To do =
Omit any picture, and return the remaining data exactly as written.

Source data =

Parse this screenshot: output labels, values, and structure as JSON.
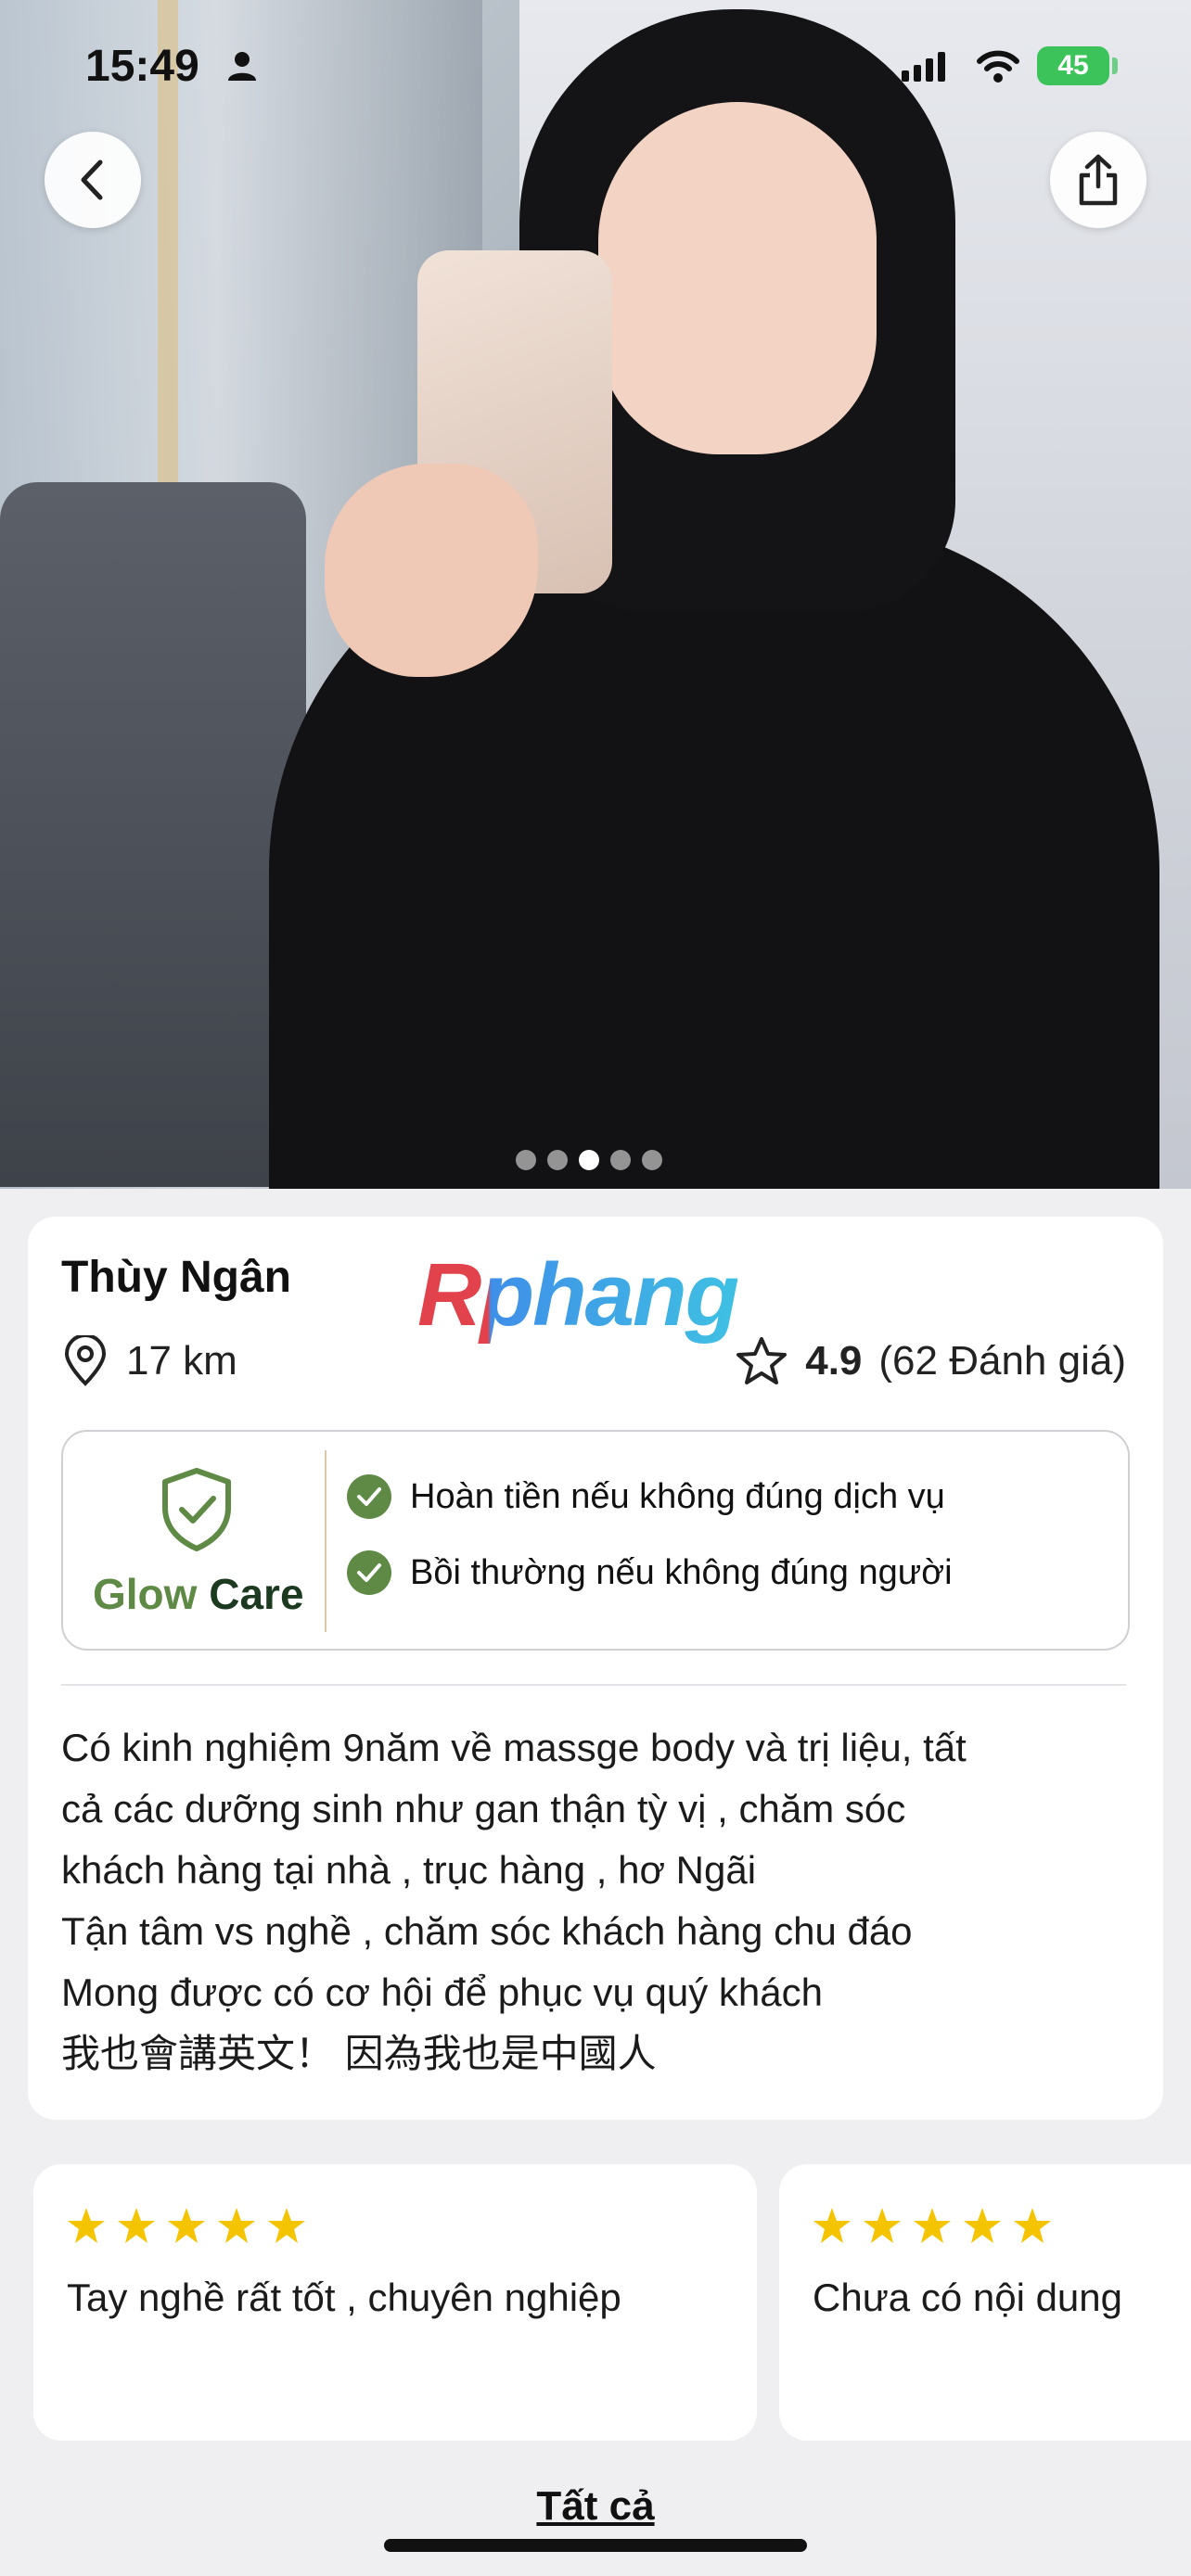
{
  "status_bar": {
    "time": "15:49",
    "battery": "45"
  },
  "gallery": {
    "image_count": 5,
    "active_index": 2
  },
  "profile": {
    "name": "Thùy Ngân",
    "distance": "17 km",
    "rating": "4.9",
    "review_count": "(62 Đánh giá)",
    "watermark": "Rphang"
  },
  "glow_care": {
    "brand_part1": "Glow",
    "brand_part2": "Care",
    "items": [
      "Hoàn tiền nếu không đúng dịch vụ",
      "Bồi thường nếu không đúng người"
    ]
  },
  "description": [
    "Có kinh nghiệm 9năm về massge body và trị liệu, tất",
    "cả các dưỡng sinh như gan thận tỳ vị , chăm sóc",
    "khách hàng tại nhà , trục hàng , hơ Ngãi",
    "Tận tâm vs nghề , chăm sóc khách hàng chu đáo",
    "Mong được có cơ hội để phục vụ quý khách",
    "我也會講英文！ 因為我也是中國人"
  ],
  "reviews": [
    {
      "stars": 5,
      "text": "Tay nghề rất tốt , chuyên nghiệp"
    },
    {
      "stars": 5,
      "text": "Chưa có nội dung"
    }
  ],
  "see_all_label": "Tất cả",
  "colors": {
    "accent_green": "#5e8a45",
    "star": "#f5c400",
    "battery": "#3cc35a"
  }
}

Worked answer =
Parse this screenshot: output labels, values, and structure as JSON.
{
  "status_bar": {
    "time": "15:49",
    "battery": "45"
  },
  "gallery": {
    "image_count": 5,
    "active_index": 2
  },
  "profile": {
    "name": "Thùy Ngân",
    "distance": "17 km",
    "rating": "4.9",
    "review_count": "(62 Đánh giá)",
    "watermark": "Rphang"
  },
  "glow_care": {
    "brand_part1": "Glow",
    "brand_part2": "Care",
    "items": [
      "Hoàn tiền nếu không đúng dịch vụ",
      "Bồi thường nếu không đúng người"
    ]
  },
  "description": [
    "Có kinh nghiệm 9năm về massge body và trị liệu, tất",
    "cả các dưỡng sinh như gan thận tỳ vị , chăm sóc",
    "khách hàng tại nhà , trục hàng , hơ Ngãi",
    "Tận tâm vs nghề , chăm sóc khách hàng chu đáo",
    "Mong được có cơ hội để phục vụ quý khách",
    "我也會講英文！ 因為我也是中國人"
  ],
  "reviews": [
    {
      "stars": 5,
      "text": "Tay nghề rất tốt , chuyên nghiệp"
    },
    {
      "stars": 5,
      "text": "Chưa có nội dung"
    }
  ],
  "see_all_label": "Tất cả",
  "colors": {
    "accent_green": "#5e8a45",
    "star": "#f5c400",
    "battery": "#3cc35a"
  }
}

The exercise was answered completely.